## Data supplied
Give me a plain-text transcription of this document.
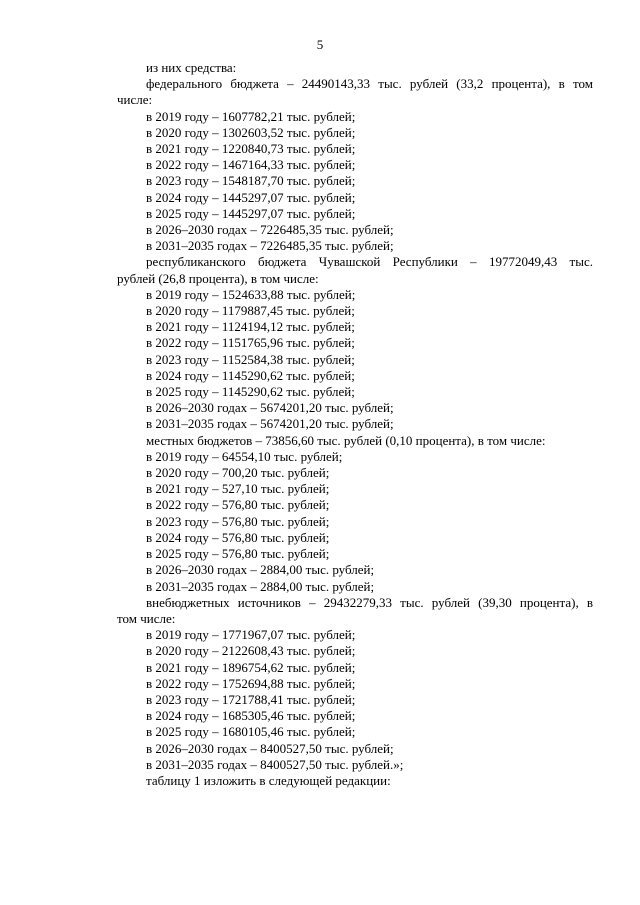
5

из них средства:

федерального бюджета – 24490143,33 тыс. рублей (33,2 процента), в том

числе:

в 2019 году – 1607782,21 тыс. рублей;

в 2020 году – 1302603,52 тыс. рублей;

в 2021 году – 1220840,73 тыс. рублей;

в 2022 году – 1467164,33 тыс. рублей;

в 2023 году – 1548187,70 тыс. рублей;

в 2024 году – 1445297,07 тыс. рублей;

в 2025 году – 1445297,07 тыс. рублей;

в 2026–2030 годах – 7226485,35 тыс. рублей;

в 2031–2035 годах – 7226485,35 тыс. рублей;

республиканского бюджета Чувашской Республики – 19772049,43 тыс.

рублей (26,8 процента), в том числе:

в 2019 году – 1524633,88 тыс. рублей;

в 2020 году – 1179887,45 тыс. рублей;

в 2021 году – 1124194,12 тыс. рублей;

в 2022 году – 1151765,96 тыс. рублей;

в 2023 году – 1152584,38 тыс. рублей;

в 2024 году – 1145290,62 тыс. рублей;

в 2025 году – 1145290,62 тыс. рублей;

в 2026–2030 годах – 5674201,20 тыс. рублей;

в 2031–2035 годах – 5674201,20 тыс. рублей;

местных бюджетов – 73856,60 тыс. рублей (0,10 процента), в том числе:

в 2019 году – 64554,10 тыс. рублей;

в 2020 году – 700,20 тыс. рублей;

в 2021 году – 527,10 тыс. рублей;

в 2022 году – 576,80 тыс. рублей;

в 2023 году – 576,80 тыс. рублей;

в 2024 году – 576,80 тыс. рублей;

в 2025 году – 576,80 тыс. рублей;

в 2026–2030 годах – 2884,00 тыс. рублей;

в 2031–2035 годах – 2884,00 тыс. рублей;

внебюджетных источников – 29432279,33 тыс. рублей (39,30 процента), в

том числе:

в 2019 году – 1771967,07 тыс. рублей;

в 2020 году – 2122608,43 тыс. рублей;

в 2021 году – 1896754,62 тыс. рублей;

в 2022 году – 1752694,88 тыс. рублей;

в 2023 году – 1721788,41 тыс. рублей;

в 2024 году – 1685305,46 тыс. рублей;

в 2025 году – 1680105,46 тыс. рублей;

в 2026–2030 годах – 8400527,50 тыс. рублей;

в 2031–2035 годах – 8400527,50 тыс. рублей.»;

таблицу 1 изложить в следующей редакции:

## Aim of the exercise
Exclude the pictures, and transcribe all of the material exactly.

## Result of this task
Give me a plain-text transcription of this document.
5

из них средства:

федерального бюджета – 24490143,33 тыс. рублей (33,2 процента), в том

числе:

в 2019 году – 1607782,21 тыс. рублей;

в 2020 году – 1302603,52 тыс. рублей;

в 2021 году – 1220840,73 тыс. рублей;

в 2022 году – 1467164,33 тыс. рублей;

в 2023 году – 1548187,70 тыс. рублей;

в 2024 году – 1445297,07 тыс. рублей;

в 2025 году – 1445297,07 тыс. рублей;

в 2026–2030 годах – 7226485,35 тыс. рублей;

в 2031–2035 годах – 7226485,35 тыс. рублей;

республиканского бюджета Чувашской Республики – 19772049,43 тыс.

рублей (26,8 процента), в том числе:

в 2019 году – 1524633,88 тыс. рублей;

в 2020 году – 1179887,45 тыс. рублей;

в 2021 году – 1124194,12 тыс. рублей;

в 2022 году – 1151765,96 тыс. рублей;

в 2023 году – 1152584,38 тыс. рублей;

в 2024 году – 1145290,62 тыс. рублей;

в 2025 году – 1145290,62 тыс. рублей;

в 2026–2030 годах – 5674201,20 тыс. рублей;

в 2031–2035 годах – 5674201,20 тыс. рублей;

местных бюджетов – 73856,60 тыс. рублей (0,10 процента), в том числе:

в 2019 году – 64554,10 тыс. рублей;

в 2020 году – 700,20 тыс. рублей;

в 2021 году – 527,10 тыс. рублей;

в 2022 году – 576,80 тыс. рублей;

в 2023 году – 576,80 тыс. рублей;

в 2024 году – 576,80 тыс. рублей;

в 2025 году – 576,80 тыс. рублей;

в 2026–2030 годах – 2884,00 тыс. рублей;

в 2031–2035 годах – 2884,00 тыс. рублей;

внебюджетных источников – 29432279,33 тыс. рублей (39,30 процента), в

том числе:

в 2019 году – 1771967,07 тыс. рублей;

в 2020 году – 2122608,43 тыс. рублей;

в 2021 году – 1896754,62 тыс. рублей;

в 2022 году – 1752694,88 тыс. рублей;

в 2023 году – 1721788,41 тыс. рублей;

в 2024 году – 1685305,46 тыс. рублей;

в 2025 году – 1680105,46 тыс. рублей;

в 2026–2030 годах – 8400527,50 тыс. рублей;

в 2031–2035 годах – 8400527,50 тыс. рублей.»;

таблицу 1 изложить в следующей редакции:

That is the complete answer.